WORK INSTRUCTIONS: From the records, pick out and copy each line containing "Motivation".

INPUT ROWS:

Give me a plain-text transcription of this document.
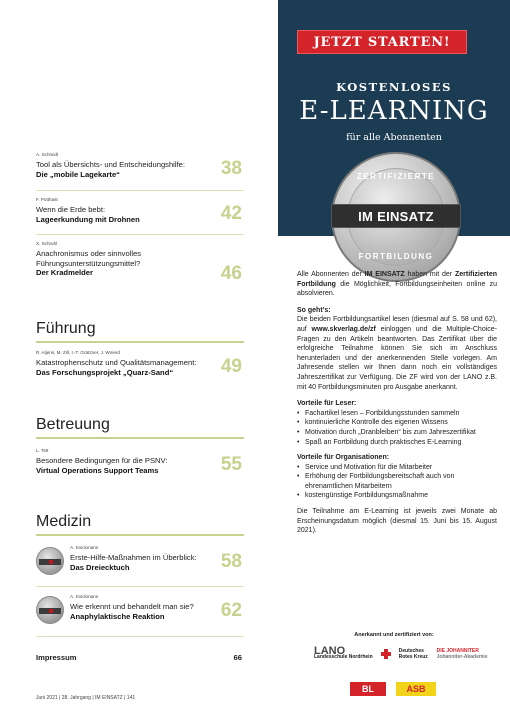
A. Schmidt
Tool als Übersichts- und Entscheidungshilfe:
Die „mobile Lagekarte“	38
F. Potthast
Wenn die Erde bebt:
Lageerkundung mit Drohnen	42
X. Schruhl
Anachronismus oder sinnvolles Führungsunterstützungsmittel?
Der Kradmelder	46
Führung
R. Aljens, M. Zill, I.-T. Grätzner, J. Wnierd
Katastrophenschutz und Qualitätsmanagement:
Das Forschungsprojekt „Quarz-Sand“	49
Betreuung
L. Tett
Besondere Bedingungen für die PSNV:
Virtual Operations Support Teams	55
Medizin
A. Knickmann
Erste-Hilfe-Maßnahmen im Überblick:
Das Dreiecktuch	58
A. Knickmann
Wie erkennt und behandelt man sie?
Anaphylaktische Reaktion	62
Impressum	66
Juni 2021 | 28. Jahrgang | IM EINSATZ | 141
JETZT STARTEN!
KOSTENLOSES
E-LEARNING
für alle Abonnenten
ZERTIFIZIERTE
IM EINSATZ
FORTBILDUNG

Alle Abonnenten der IM EINSATZ haben mit der Zertifizierten Fortbildung die Möglichkeit, Fortbildungseinheiten online zu absolvieren.

So geht’s:

Die beiden Fortbildungsartikel lesen (diesmal auf S. 58 und 62), auf www.skverlag.de/zf einloggen und die Multiple-Choice-Fragen zu den Artikeln beantworten. Das Zertifikat über die erfolgreiche Teilnahme können Sie sich im Anschluss herunterladen und der anerkennenden Stelle vorlegen. Am Jahresende stellen wir Ihnen dann noch ein vollständiges Jahreszertifikat zur Verfügung. Die ZF wird von der LANO z.B. mit 40 Fortbildungsminuten pro Ausgabe anerkannt.

Vorteile für Leser:
• Fachartikel lesen – Fortbildungsstunden sammeln
• kontinuierliche Kontrolle des eigenen Wissens
• Motivation durch „Dranbleiben“ bis zum Jahreszertifikat
• Spaß an Fortbildung durch praktisches E-Learning
Vorteile für Organisationen:
• Service und Motivation für die Mitarbeiter
• Erhöhung der Fortbildungsbereitschaft auch von ehrenamtlichen Mitarbeitern
• kostengünstige Fortbildungsmaßnahme

Die Teilnahme am E-Learning ist jeweils zwei Monate ab Erscheinungsdatum möglich (diesmal 15. Juni bis 15. August 2021).

Anerkannt und zertifiziert von:
LANO
Landesschule Nordrhein
Deutsches Rotes Kreuz
DIE JOHANNITER
Johanniter-Akademie
BL	ASB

COMPLETED EXERCISE:
• Motivation durch „Dranbleiben“ bis zum Jahreszertifikat
• Service und Motivation für die Mitarbeiter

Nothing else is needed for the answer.